[START OF DATA PROVIDED]

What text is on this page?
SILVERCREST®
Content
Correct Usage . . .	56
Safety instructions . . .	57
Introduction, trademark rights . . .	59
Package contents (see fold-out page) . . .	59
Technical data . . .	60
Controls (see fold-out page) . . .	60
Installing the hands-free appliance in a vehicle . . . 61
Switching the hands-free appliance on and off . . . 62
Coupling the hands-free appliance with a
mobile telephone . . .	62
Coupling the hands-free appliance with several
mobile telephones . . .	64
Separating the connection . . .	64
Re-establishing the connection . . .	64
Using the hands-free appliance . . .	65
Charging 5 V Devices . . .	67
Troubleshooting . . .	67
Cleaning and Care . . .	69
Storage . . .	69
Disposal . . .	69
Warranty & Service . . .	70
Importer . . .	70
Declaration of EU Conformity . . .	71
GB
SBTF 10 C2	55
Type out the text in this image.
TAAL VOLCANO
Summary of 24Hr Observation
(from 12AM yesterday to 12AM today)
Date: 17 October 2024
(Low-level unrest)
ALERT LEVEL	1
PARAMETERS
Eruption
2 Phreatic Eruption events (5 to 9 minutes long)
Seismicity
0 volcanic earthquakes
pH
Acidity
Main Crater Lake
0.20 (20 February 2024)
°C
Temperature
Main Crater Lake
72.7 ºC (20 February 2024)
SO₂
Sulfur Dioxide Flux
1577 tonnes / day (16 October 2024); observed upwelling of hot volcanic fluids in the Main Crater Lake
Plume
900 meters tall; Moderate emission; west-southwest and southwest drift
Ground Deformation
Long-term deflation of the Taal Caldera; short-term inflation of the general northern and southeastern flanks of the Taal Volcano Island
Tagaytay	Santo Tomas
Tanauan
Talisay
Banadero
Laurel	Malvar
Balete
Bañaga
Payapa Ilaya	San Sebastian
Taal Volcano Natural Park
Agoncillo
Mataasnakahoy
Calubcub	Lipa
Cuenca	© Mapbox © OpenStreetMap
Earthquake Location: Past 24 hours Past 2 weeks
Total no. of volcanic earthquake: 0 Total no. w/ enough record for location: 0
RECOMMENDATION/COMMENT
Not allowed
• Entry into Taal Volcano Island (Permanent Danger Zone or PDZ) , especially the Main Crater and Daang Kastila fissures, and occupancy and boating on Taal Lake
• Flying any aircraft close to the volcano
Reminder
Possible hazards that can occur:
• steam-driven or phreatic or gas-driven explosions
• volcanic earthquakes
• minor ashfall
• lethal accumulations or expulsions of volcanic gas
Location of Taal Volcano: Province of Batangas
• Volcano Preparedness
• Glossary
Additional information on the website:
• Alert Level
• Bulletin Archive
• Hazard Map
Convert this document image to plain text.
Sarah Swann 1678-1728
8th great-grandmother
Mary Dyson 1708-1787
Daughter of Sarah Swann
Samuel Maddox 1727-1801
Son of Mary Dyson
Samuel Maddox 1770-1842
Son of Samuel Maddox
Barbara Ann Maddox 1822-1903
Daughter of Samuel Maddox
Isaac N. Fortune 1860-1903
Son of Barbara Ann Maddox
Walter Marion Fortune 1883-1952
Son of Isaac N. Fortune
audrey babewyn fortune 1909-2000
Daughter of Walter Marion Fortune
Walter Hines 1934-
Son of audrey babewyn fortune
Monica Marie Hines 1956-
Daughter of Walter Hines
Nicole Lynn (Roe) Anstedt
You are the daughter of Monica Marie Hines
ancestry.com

[END OF DATA PROVIDED]

* **EXERCISE DETAILS**
How many lines in the listing above contain "connection"? Answer with the number alone.

* **TASK RESPONSE**
2